● What to do
Copy each line below in which the word "конкурсного" occurs.

Saved data entries:
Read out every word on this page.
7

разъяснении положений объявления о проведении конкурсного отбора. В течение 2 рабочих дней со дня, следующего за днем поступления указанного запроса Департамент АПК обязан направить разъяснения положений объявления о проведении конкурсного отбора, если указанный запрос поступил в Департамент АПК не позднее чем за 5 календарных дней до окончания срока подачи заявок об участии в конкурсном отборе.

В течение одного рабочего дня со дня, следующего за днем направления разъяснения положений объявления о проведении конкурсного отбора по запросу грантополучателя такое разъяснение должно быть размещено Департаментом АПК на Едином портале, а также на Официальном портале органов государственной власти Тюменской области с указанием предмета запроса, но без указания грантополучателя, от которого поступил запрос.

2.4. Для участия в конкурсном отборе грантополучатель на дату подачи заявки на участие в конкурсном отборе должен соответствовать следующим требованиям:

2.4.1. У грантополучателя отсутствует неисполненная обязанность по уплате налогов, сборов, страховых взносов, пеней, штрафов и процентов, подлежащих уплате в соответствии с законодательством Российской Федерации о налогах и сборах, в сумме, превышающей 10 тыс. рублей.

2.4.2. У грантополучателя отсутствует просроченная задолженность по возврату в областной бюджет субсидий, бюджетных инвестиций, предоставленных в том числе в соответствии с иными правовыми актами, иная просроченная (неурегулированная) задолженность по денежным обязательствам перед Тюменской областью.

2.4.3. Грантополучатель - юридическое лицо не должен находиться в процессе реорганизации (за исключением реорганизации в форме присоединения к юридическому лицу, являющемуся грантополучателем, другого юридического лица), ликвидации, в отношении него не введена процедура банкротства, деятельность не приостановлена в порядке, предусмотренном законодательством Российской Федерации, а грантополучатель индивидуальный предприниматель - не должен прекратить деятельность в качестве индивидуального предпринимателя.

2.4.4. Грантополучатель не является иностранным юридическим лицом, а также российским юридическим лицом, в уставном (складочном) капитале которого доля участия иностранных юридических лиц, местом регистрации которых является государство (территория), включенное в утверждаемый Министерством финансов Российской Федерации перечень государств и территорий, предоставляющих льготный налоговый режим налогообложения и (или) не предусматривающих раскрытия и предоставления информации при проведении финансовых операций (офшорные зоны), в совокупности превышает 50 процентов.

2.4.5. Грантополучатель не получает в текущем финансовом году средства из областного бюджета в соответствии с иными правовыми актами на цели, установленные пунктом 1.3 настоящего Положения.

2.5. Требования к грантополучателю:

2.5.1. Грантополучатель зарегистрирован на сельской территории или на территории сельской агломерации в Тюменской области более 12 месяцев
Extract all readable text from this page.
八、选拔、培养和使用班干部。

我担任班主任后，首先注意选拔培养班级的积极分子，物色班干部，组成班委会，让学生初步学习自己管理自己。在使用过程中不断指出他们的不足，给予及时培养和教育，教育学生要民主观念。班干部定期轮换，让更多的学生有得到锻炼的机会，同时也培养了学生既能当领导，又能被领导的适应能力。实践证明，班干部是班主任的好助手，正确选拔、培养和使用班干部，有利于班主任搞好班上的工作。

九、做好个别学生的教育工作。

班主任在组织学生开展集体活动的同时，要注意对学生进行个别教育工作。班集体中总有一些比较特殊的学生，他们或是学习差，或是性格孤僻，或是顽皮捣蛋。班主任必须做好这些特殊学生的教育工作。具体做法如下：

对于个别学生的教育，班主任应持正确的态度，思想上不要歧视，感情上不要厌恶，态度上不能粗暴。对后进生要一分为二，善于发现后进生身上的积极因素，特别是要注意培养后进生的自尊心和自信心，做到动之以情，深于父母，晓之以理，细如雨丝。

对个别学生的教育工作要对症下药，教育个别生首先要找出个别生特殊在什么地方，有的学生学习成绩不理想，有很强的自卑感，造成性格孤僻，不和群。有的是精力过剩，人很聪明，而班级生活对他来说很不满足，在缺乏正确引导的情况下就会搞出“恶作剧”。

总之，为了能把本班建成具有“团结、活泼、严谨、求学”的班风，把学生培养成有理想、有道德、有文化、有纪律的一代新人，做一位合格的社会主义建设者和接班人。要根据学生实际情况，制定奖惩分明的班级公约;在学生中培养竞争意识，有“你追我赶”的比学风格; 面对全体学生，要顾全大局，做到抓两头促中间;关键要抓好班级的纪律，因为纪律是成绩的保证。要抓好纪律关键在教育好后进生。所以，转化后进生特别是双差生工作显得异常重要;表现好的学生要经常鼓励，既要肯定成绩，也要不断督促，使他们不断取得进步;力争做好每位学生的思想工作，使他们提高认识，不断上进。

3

● Output for this task
разъяснении положений объявления о проведении конкурсного отбора. В течение 2 рабочих дней со дня, следующего за днем поступления указанного запроса Департамент АПК обязан направить разъяснения положений объявления о проведении конкурсного отбора, если указанный запрос поступил в Департамент АПК не позднее чем за 5 календарных дней до окончания срока подачи заявок об участии в конкурсном отборе.
В течение одного рабочего дня со дня, следующего за днем направления разъяснения положений объявления о проведении конкурсного отбора по запросу грантополучателя такое разъяснение должно быть размещено Департаментом АПК на Едином портале, а также на Официальном портале органов государственной власти Тюменской области с указанием предмета запроса, но без указания грантополучателя, от которого поступил запрос.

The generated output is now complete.